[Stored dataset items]

★ ★ ★ ★

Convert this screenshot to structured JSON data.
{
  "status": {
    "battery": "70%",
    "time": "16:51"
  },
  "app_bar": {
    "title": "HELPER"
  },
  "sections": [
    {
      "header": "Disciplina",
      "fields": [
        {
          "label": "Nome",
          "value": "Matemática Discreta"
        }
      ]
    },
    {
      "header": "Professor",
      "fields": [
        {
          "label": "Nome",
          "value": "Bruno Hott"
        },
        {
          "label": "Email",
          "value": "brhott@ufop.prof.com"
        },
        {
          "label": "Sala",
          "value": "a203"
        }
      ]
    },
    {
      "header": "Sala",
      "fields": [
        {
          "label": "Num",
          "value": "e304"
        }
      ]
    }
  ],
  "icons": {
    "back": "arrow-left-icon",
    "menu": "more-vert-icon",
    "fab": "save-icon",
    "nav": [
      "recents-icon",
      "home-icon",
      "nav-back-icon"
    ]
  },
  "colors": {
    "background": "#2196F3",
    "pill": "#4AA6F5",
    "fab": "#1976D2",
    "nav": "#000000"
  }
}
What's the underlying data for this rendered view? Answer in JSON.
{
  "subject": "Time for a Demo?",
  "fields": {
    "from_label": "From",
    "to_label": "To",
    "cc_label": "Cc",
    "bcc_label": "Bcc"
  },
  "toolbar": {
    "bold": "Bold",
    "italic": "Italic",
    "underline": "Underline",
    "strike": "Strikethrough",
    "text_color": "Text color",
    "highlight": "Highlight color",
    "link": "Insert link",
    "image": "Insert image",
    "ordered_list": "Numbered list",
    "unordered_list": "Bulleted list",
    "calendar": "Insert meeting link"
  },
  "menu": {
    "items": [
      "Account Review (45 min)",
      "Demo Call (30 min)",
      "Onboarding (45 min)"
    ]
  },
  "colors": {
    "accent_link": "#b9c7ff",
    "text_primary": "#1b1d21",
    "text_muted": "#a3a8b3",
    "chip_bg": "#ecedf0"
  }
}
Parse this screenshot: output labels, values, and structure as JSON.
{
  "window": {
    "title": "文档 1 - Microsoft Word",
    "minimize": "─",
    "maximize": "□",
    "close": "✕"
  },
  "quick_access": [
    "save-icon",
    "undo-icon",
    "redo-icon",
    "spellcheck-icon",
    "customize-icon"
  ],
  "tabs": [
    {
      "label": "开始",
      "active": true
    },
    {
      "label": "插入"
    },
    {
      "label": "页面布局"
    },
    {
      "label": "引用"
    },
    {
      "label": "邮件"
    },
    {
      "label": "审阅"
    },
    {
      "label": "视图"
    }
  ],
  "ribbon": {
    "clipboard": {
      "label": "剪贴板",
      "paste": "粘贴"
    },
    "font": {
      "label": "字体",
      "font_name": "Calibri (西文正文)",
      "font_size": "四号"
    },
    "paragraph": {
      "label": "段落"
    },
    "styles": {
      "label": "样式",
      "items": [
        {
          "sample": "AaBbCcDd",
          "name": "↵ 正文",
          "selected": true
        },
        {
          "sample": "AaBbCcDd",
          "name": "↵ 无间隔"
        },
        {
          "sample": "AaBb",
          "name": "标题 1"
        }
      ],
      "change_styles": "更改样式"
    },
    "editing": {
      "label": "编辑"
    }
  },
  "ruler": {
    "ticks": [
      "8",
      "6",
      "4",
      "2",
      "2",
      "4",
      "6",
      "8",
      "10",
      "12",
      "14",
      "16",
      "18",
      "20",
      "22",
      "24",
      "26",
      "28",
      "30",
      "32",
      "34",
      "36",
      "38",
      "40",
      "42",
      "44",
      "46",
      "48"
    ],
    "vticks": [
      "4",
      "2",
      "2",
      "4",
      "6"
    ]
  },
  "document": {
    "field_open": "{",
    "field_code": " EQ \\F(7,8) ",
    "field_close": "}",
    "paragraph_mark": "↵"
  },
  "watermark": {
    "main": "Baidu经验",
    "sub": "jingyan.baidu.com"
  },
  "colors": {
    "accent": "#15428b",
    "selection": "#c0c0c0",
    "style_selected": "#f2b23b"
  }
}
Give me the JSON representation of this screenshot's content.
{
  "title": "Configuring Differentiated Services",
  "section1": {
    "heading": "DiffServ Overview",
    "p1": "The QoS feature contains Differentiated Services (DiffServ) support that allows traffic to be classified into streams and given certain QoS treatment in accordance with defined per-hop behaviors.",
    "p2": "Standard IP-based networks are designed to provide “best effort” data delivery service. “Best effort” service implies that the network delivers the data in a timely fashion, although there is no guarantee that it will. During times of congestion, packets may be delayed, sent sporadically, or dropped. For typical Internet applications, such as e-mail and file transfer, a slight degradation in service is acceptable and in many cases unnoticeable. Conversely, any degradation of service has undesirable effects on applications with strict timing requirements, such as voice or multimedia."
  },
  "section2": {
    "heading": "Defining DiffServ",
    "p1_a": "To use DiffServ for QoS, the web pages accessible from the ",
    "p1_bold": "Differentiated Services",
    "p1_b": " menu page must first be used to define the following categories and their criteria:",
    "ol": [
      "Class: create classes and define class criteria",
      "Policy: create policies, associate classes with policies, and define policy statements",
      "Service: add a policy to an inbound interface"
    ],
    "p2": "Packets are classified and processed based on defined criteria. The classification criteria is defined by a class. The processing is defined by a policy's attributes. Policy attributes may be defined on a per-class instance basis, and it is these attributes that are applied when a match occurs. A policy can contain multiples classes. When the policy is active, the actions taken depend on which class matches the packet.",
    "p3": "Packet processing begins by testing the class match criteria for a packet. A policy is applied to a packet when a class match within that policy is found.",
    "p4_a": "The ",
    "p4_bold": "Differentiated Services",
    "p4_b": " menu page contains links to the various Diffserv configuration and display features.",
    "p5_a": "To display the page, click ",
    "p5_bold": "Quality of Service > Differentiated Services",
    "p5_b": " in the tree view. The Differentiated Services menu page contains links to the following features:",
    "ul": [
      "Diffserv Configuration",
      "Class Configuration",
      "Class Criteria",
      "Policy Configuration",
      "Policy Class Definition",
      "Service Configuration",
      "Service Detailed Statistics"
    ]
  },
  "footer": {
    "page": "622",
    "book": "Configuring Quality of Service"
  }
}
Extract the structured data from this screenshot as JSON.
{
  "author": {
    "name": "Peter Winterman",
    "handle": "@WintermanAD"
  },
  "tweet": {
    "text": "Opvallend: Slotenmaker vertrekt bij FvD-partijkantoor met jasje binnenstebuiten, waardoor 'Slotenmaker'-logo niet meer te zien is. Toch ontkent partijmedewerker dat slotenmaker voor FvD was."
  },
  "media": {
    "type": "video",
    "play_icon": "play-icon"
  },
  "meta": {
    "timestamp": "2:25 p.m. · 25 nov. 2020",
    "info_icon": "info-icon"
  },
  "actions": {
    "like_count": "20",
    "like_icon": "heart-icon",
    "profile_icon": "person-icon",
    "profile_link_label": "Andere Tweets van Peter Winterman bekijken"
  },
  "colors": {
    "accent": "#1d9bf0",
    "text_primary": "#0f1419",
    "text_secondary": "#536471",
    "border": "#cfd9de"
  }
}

★ ★ ★ ★

• Written task
Write out the whole listing exactly.

• Answer
Convert this screenshot to structured JSON data.
{
  "status": {
    "battery": "70%",
    "time": "16:51"
  },
  "app_bar": {
    "title": "HELPER"
  },
  "sections": [
    {
      "header": "Disciplina",
      "fields": [
        {
          "label": "Nome",
          "value": "Matemática Discreta"
        }
      ]
    },
    {
      "header": "Professor",
      "fields": [
        {
          "label": "Nome",
          "value": "Bruno Hott"
        },
        {
          "label": "Email",
          "value": "brhott@ufop.prof.com"
        },
        {
          "label": "Sala",
          "value": "a203"
        }
      ]
    },
    {
      "header": "Sala",
      "fields": [
        {
          "label": "Num",
          "value": "e304"
        }
      ]
    }
  ],
  "icons": {
    "back": "arrow-left-icon",
    "menu": "more-vert-icon",
    "fab": "save-icon",
    "nav": [
      "recents-icon",
      "home-icon",
      "nav-back-icon"
    ]
  },
  "colors": {
    "background": "#2196F3",
    "pill": "#4AA6F5",
    "fab": "#1976D2",
    "nav": "#000000"
  }
}
What's the underlying data for this rendered view? Answer in JSON.
{
  "subject": "Time for a Demo?",
  "fields": {
    "from_label": "From",
    "to_label": "To",
    "cc_label": "Cc",
    "bcc_label": "Bcc"
  },
  "toolbar": {
    "bold": "Bold",
    "italic": "Italic",
    "underline": "Underline",
    "strike": "Strikethrough",
    "text_color": "Text color",
    "highlight": "Highlight color",
    "link": "Insert link",
    "image": "Insert image",
    "ordered_list": "Numbered list",
    "unordered_list": "Bulleted list",
    "calendar": "Insert meeting link"
  },
  "menu": {
    "items": [
      "Account Review (45 min)",
      "Demo Call (30 min)",
      "Onboarding (45 min)"
    ]
  },
  "colors": {
    "accent_link": "#b9c7ff",
    "text_primary": "#1b1d21",
    "text_muted": "#a3a8b3",
    "chip_bg": "#ecedf0"
  }
}
Parse this screenshot: output labels, values, and structure as JSON.
{
  "window": {
    "title": "文档 1 - Microsoft Word",
    "minimize": "─",
    "maximize": "□",
    "close": "✕"
  },
  "quick_access": [
    "save-icon",
    "undo-icon",
    "redo-icon",
    "spellcheck-icon",
    "customize-icon"
  ],
  "tabs": [
    {
      "label": "开始",
      "active": true
    },
    {
      "label": "插入"
    },
    {
      "label": "页面布局"
    },
    {
      "label": "引用"
    },
    {
      "label": "邮件"
    },
    {
      "label": "审阅"
    },
    {
      "label": "视图"
    }
  ],
  "ribbon": {
    "clipboard": {
      "label": "剪贴板",
      "paste": "粘贴"
    },
    "font": {
      "label": "字体",
      "font_name": "Calibri (西文正文)",
      "font_size": "四号"
    },
    "paragraph": {
      "label": "段落"
    },
    "styles": {
      "label": "样式",
      "items": [
        {
          "sample": "AaBbCcDd",
          "name": "↵ 正文",
          "selected": true
        },
        {
          "sample": "AaBbCcDd",
          "name": "↵ 无间隔"
        },
        {
          "sample": "AaBb",
          "name": "标题 1"
        }
      ],
      "change_styles": "更改样式"
    },
    "editing": {
      "label": "编辑"
    }
  },
  "ruler": {
    "ticks": [
      "8",
      "6",
      "4",
      "2",
      "2",
      "4",
      "6",
      "8",
      "10",
      "12",
      "14",
      "16",
      "18",
      "20",
      "22",
      "24",
      "26",
      "28",
      "30",
      "32",
      "34",
      "36",
      "38",
      "40",
      "42",
      "44",
      "46",
      "48"
    ],
    "vticks": [
      "4",
      "2",
      "2",
      "4",
      "6"
    ]
  },
  "document": {
    "field_open": "{",
    "field_code": " EQ \\F(7,8) ",
    "field_close": "}",
    "paragraph_mark": "↵"
  },
  "watermark": {
    "main": "Baidu经验",
    "sub": "jingyan.baidu.com"
  },
  "colors": {
    "accent": "#15428b",
    "selection": "#c0c0c0",
    "style_selected": "#f2b23b"
  }
}
Give me the JSON representation of this screenshot's content.
{
  "title": "Configuring Differentiated Services",
  "section1": {
    "heading": "DiffServ Overview",
    "p1": "The QoS feature contains Differentiated Services (DiffServ) support that allows traffic to be classified into streams and given certain QoS treatment in accordance with defined per-hop behaviors.",
    "p2": "Standard IP-based networks are designed to provide “best effort” data delivery service. “Best effort” service implies that the network delivers the data in a timely fashion, although there is no guarantee that it will. During times of congestion, packets may be delayed, sent sporadically, or dropped. For typical Internet applications, such as e-mail and file transfer, a slight degradation in service is acceptable and in many cases unnoticeable. Conversely, any degradation of service has undesirable effects on applications with strict timing requirements, such as voice or multimedia."
  },
  "section2": {
    "heading": "Defining DiffServ",
    "p1_a": "To use DiffServ for QoS, the web pages accessible from the ",
    "p1_bold": "Differentiated Services",
    "p1_b": " menu page must first be used to define the following categories and their criteria:",
    "ol": [
      "Class: create classes and define class criteria",
      "Policy: create policies, associate classes with policies, and define policy statements",
      "Service: add a policy to an inbound interface"
    ],
    "p2": "Packets are classified and processed based on defined criteria. The classification criteria is defined by a class. The processing is defined by a policy's attributes. Policy attributes may be defined on a per-class instance basis, and it is these attributes that are applied when a match occurs. A policy can contain multiples classes. When the policy is active, the actions taken depend on which class matches the packet.",
    "p3": "Packet processing begins by testing the class match criteria for a packet. A policy is applied to a packet when a class match within that policy is found.",
    "p4_a": "The ",
    "p4_bold": "Differentiated Services",
    "p4_b": " menu page contains links to the various Diffserv configuration and display features.",
    "p5_a": "To display the page, click ",
    "p5_bold": "Quality of Service > Differentiated Services",
    "p5_b": " in the tree view. The Differentiated Services menu page contains links to the following features:",
    "ul": [
      "Diffserv Configuration",
      "Class Configuration",
      "Class Criteria",
      "Policy Configuration",
      "Policy Class Definition",
      "Service Configuration",
      "Service Detailed Statistics"
    ]
  },
  "footer": {
    "page": "622",
    "book": "Configuring Quality of Service"
  }
}
Extract the structured data from this screenshot as JSON.
{
  "author": {
    "name": "Peter Winterman",
    "handle": "@WintermanAD"
  },
  "tweet": {
    "text": "Opvallend: Slotenmaker vertrekt bij FvD-partijkantoor met jasje binnenstebuiten, waardoor 'Slotenmaker'-logo niet meer te zien is. Toch ontkent partijmedewerker dat slotenmaker voor FvD was."
  },
  "media": {
    "type": "video",
    "play_icon": "play-icon"
  },
  "meta": {
    "timestamp": "2:25 p.m. · 25 nov. 2020",
    "info_icon": "info-icon"
  },
  "actions": {
    "like_count": "20",
    "like_icon": "heart-icon",
    "profile_icon": "person-icon",
    "profile_link_label": "Andere Tweets van Peter Winterman bekijken"
  },
  "colors": {
    "accent": "#1d9bf0",
    "text_primary": "#0f1419",
    "text_secondary": "#536471",
    "border": "#cfd9de"
  }
}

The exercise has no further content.